▶ **To be done**
For every line in the records that has the word "Search", make a copy.

▶ **Dataset rows**

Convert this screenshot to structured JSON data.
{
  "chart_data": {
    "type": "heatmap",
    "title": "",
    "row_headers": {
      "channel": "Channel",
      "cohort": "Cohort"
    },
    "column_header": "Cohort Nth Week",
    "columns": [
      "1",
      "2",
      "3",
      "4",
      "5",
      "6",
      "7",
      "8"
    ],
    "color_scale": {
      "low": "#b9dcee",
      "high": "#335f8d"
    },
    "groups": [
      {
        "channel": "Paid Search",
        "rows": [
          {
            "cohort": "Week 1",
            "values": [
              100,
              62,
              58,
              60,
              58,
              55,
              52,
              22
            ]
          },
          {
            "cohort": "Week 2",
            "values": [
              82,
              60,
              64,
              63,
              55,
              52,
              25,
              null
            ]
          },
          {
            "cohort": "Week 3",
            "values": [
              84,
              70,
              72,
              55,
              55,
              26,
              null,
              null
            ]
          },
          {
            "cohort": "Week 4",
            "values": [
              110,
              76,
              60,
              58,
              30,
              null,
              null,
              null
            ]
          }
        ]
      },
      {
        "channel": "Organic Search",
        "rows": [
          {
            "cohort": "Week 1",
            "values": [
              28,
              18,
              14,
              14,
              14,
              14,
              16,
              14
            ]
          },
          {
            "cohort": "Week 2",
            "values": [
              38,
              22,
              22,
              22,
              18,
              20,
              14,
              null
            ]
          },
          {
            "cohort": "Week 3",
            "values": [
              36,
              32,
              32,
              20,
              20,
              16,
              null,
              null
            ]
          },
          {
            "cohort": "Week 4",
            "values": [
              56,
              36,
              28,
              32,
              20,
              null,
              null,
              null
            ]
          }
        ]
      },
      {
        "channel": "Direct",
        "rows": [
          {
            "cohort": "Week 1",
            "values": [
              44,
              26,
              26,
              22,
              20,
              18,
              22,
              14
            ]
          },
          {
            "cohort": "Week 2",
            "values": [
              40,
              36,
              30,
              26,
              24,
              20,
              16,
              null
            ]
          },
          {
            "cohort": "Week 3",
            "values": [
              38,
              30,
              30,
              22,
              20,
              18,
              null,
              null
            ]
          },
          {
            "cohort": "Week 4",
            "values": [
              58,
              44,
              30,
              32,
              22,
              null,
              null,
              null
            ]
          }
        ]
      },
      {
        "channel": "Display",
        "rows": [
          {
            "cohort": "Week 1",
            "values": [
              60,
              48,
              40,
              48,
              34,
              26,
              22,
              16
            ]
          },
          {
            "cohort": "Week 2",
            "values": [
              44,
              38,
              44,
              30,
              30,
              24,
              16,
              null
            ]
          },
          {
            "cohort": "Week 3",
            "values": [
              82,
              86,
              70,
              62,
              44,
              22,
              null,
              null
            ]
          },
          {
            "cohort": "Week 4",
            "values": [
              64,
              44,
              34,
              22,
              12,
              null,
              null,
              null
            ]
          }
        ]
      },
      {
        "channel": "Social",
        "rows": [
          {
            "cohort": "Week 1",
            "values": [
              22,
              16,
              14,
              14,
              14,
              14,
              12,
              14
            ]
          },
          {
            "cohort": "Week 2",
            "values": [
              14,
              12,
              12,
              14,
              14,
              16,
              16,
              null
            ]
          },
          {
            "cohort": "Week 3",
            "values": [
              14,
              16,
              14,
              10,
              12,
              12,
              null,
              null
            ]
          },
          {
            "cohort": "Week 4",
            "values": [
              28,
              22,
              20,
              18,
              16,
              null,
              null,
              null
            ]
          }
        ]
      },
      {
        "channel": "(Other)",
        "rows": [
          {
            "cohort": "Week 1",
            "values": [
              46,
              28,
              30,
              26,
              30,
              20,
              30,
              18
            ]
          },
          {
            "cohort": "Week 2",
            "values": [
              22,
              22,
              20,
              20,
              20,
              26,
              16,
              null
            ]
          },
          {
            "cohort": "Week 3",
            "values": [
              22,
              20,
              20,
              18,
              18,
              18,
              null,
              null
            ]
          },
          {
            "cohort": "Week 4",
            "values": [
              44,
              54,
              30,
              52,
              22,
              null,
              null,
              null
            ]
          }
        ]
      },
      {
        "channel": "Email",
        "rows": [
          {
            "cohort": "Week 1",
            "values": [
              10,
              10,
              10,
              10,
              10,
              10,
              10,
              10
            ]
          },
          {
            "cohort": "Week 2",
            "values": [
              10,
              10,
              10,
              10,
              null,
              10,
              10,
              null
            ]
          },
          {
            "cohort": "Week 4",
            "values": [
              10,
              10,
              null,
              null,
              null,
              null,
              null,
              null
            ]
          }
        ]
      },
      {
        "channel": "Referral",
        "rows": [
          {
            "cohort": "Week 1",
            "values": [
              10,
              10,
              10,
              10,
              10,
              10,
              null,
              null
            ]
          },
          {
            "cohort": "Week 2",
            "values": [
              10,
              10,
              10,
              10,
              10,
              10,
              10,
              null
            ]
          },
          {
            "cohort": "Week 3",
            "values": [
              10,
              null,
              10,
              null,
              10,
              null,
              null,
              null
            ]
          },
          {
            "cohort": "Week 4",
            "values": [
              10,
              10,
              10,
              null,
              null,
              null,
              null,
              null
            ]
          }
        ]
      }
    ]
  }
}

▶ **Final answer**
        "channel": "Paid Search",
        "channel": "Organic Search",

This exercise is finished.